**Exercise instructions**
Below are some records. Count the lines with "Hair" in them and give nothing but the total.

>> Begin Supplied data

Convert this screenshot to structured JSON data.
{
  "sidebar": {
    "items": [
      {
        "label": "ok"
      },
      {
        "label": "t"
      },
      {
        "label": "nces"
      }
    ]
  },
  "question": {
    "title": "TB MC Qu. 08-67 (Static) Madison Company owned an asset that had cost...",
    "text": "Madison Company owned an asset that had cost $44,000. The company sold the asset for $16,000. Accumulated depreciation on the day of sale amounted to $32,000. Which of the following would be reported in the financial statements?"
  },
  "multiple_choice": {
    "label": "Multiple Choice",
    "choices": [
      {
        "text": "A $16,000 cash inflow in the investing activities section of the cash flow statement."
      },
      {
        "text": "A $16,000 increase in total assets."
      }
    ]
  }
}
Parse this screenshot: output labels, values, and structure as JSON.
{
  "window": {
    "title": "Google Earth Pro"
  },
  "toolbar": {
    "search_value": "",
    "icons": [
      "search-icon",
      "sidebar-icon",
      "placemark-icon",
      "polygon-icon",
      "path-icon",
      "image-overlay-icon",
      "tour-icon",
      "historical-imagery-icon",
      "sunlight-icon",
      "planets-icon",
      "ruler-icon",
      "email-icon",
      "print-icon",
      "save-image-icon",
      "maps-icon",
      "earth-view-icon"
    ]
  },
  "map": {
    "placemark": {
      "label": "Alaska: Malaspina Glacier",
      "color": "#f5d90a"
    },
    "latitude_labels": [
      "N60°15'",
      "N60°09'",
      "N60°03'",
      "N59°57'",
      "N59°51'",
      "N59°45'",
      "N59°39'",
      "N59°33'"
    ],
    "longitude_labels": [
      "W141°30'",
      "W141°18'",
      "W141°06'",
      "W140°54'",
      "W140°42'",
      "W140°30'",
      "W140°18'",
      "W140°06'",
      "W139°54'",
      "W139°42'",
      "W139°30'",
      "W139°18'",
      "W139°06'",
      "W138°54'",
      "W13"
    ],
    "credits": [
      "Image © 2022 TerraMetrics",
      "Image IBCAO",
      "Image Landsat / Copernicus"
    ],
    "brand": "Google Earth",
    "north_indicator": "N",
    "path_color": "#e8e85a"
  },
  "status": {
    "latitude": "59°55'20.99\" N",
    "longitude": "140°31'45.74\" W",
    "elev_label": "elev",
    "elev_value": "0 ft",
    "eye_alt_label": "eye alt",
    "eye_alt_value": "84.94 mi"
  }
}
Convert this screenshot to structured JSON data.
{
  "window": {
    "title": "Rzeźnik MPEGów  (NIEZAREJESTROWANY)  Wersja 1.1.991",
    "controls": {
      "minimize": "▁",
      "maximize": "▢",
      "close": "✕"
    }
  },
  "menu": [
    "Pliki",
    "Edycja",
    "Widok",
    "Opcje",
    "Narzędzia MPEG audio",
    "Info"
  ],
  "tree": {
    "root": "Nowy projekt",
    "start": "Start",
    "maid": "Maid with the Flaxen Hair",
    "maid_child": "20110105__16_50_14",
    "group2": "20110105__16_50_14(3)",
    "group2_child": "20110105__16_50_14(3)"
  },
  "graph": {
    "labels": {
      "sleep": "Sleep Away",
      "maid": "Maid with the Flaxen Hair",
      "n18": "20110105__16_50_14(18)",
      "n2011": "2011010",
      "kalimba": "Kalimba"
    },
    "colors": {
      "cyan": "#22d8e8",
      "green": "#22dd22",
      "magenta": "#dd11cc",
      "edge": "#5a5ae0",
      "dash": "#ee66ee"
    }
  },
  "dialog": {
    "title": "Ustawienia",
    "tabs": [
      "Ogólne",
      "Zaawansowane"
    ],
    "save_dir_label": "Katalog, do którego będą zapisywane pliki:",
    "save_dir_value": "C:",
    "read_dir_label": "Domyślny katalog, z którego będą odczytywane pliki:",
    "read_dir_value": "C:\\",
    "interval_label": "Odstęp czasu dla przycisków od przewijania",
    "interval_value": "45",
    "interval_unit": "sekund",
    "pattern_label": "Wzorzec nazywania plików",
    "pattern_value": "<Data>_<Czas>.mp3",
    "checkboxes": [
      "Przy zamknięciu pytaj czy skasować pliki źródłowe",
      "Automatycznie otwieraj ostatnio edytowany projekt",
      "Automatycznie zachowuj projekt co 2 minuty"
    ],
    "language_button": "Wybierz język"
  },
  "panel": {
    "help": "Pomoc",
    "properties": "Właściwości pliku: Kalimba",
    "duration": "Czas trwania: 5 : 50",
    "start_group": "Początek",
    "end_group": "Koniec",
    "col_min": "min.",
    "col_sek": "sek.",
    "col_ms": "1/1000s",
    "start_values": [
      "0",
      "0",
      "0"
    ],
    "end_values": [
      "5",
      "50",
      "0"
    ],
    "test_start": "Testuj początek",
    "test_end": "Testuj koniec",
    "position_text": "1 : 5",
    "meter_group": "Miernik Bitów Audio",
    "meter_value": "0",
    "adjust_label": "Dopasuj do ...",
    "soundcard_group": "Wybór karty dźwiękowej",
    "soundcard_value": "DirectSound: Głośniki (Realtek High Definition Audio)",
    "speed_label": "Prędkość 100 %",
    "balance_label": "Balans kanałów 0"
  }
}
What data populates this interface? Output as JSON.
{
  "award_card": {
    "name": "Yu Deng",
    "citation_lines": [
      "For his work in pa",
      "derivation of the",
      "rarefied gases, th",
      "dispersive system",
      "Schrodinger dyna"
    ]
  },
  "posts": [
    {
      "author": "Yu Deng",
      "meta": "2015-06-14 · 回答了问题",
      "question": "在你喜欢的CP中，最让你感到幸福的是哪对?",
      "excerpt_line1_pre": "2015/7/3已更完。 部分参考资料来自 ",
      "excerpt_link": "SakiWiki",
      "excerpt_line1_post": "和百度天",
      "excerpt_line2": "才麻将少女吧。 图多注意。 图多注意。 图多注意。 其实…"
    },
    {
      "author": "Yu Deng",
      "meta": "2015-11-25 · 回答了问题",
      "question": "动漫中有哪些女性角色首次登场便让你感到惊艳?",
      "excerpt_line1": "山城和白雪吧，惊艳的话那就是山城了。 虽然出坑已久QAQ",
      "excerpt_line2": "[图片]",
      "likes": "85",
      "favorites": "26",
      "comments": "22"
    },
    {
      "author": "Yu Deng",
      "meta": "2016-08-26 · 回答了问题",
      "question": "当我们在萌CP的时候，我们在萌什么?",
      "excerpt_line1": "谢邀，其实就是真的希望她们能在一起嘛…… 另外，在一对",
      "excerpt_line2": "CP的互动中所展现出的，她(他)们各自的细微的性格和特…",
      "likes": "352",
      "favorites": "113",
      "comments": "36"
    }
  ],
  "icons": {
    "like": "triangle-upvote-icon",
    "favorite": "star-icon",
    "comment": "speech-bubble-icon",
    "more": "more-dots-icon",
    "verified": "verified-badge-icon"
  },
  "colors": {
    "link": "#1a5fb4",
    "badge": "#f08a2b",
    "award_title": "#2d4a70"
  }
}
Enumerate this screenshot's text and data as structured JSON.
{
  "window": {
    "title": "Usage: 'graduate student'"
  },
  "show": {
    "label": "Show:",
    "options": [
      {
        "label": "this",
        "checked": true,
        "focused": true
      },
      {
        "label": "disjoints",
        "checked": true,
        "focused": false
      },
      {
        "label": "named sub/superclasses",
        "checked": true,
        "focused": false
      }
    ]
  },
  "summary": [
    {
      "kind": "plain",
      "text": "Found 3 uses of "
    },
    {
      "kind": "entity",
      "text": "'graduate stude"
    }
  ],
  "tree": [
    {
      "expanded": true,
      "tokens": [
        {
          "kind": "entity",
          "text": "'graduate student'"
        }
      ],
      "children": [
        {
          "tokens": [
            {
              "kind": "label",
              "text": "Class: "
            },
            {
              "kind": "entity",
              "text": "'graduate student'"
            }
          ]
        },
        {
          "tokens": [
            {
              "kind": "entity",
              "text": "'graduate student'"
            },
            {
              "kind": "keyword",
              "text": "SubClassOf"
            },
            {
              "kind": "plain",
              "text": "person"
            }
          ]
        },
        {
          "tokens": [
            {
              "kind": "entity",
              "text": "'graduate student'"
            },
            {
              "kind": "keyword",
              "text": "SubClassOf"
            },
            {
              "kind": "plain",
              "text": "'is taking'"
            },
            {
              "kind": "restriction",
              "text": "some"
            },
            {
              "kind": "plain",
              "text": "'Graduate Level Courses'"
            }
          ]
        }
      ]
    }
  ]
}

>> End Supplied data

**Written reply**
2